Dataset rows about figures:
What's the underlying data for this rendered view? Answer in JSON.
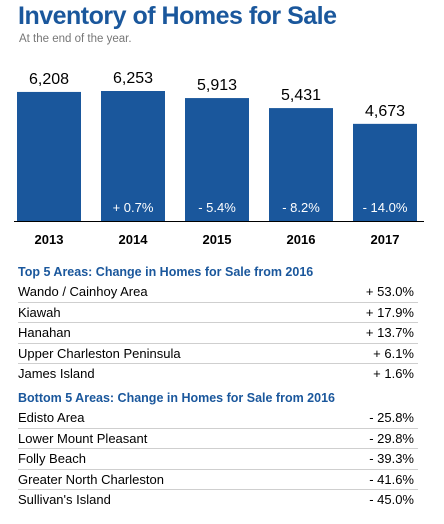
{
  "title": "Inventory of Homes for Sale",
  "subtitle": "At the end of the year.",
  "chart_data": {
    "type": "bar",
    "title": "Inventory of Homes for Sale",
    "subtitle": "At the end of the year.",
    "categories": [
      "2013",
      "2014",
      "2015",
      "2016",
      "2017"
    ],
    "values": [
      6208,
      6253,
      5913,
      5431,
      4673
    ],
    "value_labels": [
      "6,208",
      "6,253",
      "5,913",
      "5,431",
      "4,673"
    ],
    "change_labels": [
      "",
      "+ 0.7%",
      "- 5.4%",
      "- 8.2%",
      "- 14.0%"
    ],
    "bar_color": "#1a579c",
    "ylim": [
      0,
      6253
    ]
  },
  "top_areas": {
    "title": "Top 5 Areas: Change in Homes for Sale from 2016",
    "rows": [
      {
        "name": "Wando / Cainhoy Area",
        "value": "+ 53.0%"
      },
      {
        "name": "Kiawah",
        "value": "+ 17.9%"
      },
      {
        "name": "Hanahan",
        "value": "+ 13.7%"
      },
      {
        "name": "Upper Charleston Peninsula",
        "value": "+ 6.1%"
      },
      {
        "name": "James Island",
        "value": "+ 1.6%"
      }
    ]
  },
  "bottom_areas": {
    "title": "Bottom 5 Areas: Change in Homes for Sale from 2016",
    "rows": [
      {
        "name": "Edisto Area",
        "value": "- 25.8%"
      },
      {
        "name": "Lower Mount Pleasant",
        "value": "- 29.8%"
      },
      {
        "name": "Folly Beach",
        "value": "- 39.3%"
      },
      {
        "name": "Greater North Charleston",
        "value": "- 41.6%"
      },
      {
        "name": "Sullivan's Island",
        "value": "- 45.0%"
      }
    ]
  }
}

▸ Exercise details:
In the lines above, find each one with "from" and list it.

▸ Complete output:
    "title": "Top 5 Areas: Change in Homes for Sale from 2016",
    "title": "Bottom 5 Areas: Change in Homes for Sale from 2016",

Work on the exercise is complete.